● EXTRACTED MATERIAL

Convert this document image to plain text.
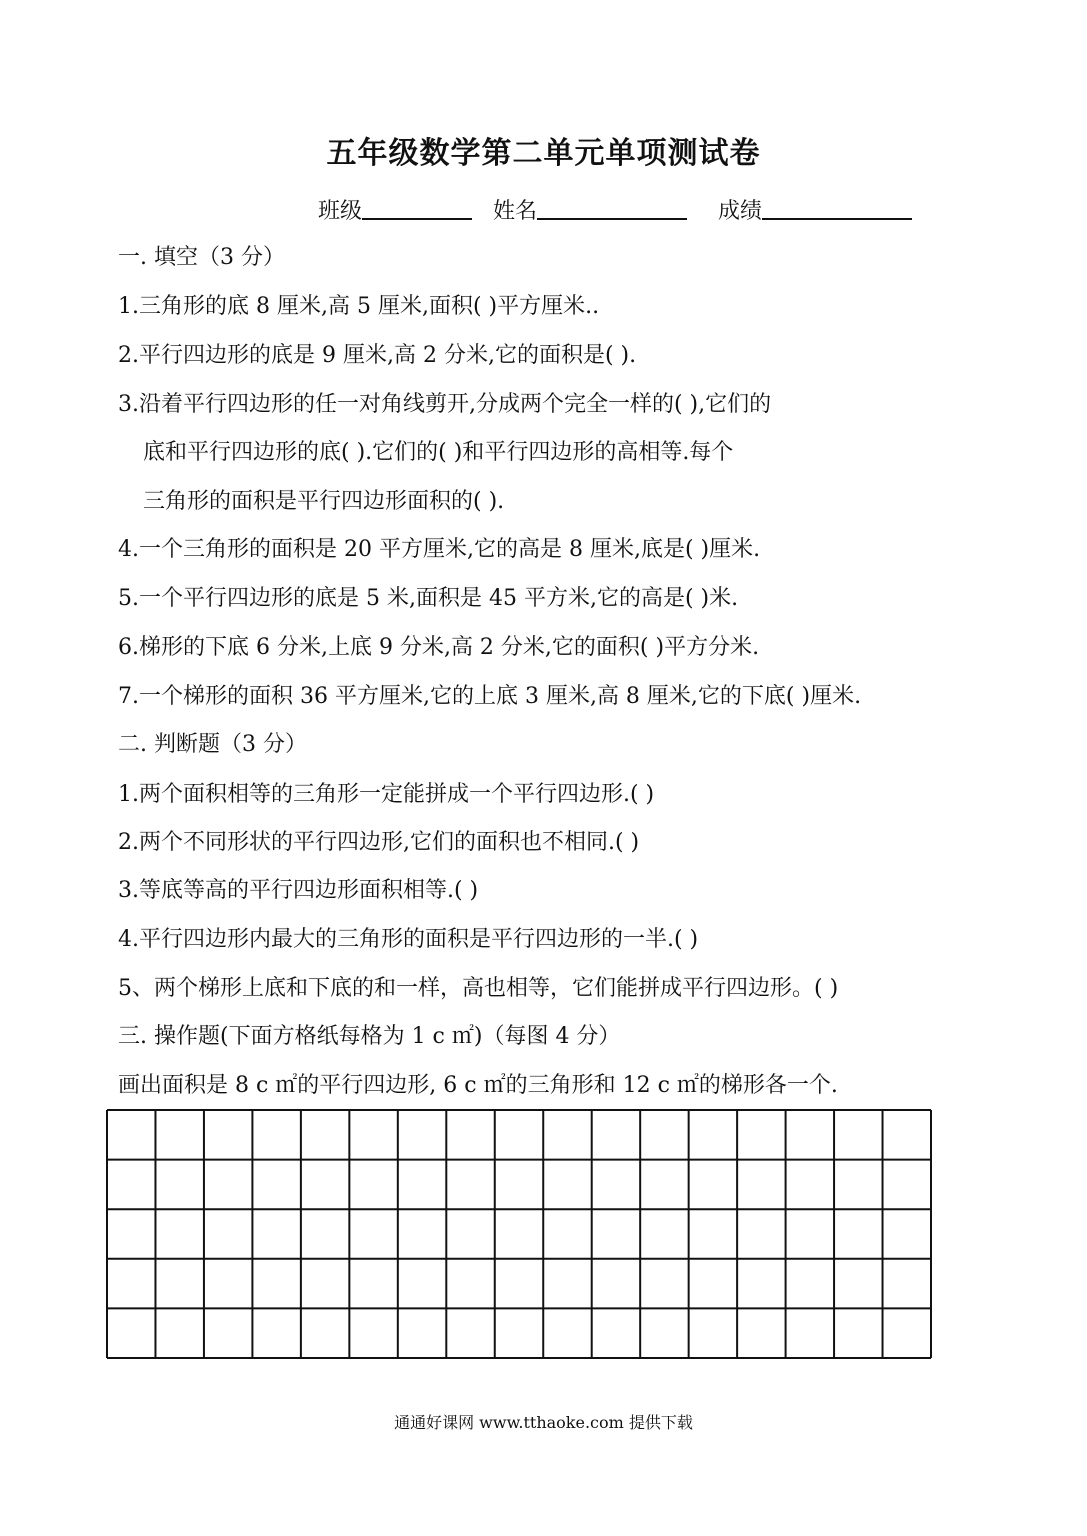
五年级数学第二单元单项测试卷
班级	姓名	成绩
一. 填空（3 分）
1.三角形的底 8 厘米,高 5 厘米,面积( )平方厘米..
2.平行四边形的底是 9 厘米,高 2 分米,它的面积是( ).
3.沿着平行四边形的任一对角线剪开,分成两个完全一样的( ),它们的
底和平行四边形的底( ).它们的( )和平行四边形的高相等.每个
三角形的面积是平行四边形面积的( ).
4.一个三角形的面积是 20 平方厘米,它的高是 8 厘米,底是( )厘米.
5.一个平行四边形的底是 5 米,面积是 45 平方米,它的高是( )米.
6.梯形的下底 6 分米,上底 9 分米,高 2 分米,它的面积( )平方分米.
7.一个梯形的面积 36 平方厘米,它的上底 3 厘米,高 8 厘米,它的下底( )厘米.
二. 判断题（3 分）
1.两个面积相等的三角形一定能拼成一个平行四边形.( )
2.两个不同形状的平行四边形,它们的面积也不相同.( )
3.等底等高的平行四边形面积相等.( )
4.平行四边形内最大的三角形的面积是平行四边形的一半.( )
5、两个梯形上底和下底的和一样，高也相等，它们能拼成平行四边形。( )
三. 操作题(下面方格纸每格为 1 c ㎡)（每图 4 分）
画出面积是 8 c ㎡的平行四边形, 6 c ㎡的三角形和 12 c ㎡的梯形各一个.
通通好课网 www.tthaoke.com 提供下载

● EXERCISE PROMPT
Quote every record above exactly, omitting any pictures they contain.

● OUTPUT FOR THIS EXERCISE
Convert this document image to plain text.
五年级数学第二单元单项测试卷
班级	姓名	成绩
一. 填空（3 分）
1.三角形的底 8 厘米,高 5 厘米,面积( )平方厘米..
2.平行四边形的底是 9 厘米,高 2 分米,它的面积是( ).
3.沿着平行四边形的任一对角线剪开,分成两个完全一样的( ),它们的
底和平行四边形的底( ).它们的( )和平行四边形的高相等.每个
三角形的面积是平行四边形面积的( ).
4.一个三角形的面积是 20 平方厘米,它的高是 8 厘米,底是( )厘米.
5.一个平行四边形的底是 5 米,面积是 45 平方米,它的高是( )米.
6.梯形的下底 6 分米,上底 9 分米,高 2 分米,它的面积( )平方分米.
7.一个梯形的面积 36 平方厘米,它的上底 3 厘米,高 8 厘米,它的下底( )厘米.
二. 判断题（3 分）
1.两个面积相等的三角形一定能拼成一个平行四边形.( )
2.两个不同形状的平行四边形,它们的面积也不相同.( )
3.等底等高的平行四边形面积相等.( )
4.平行四边形内最大的三角形的面积是平行四边形的一半.( )
5、两个梯形上底和下底的和一样，高也相等，它们能拼成平行四边形。( )
三. 操作题(下面方格纸每格为 1 c ㎡)（每图 4 分）
画出面积是 8 c ㎡的平行四边形, 6 c ㎡的三角形和 12 c ㎡的梯形各一个.
通通好课网 www.tthaoke.com 提供下载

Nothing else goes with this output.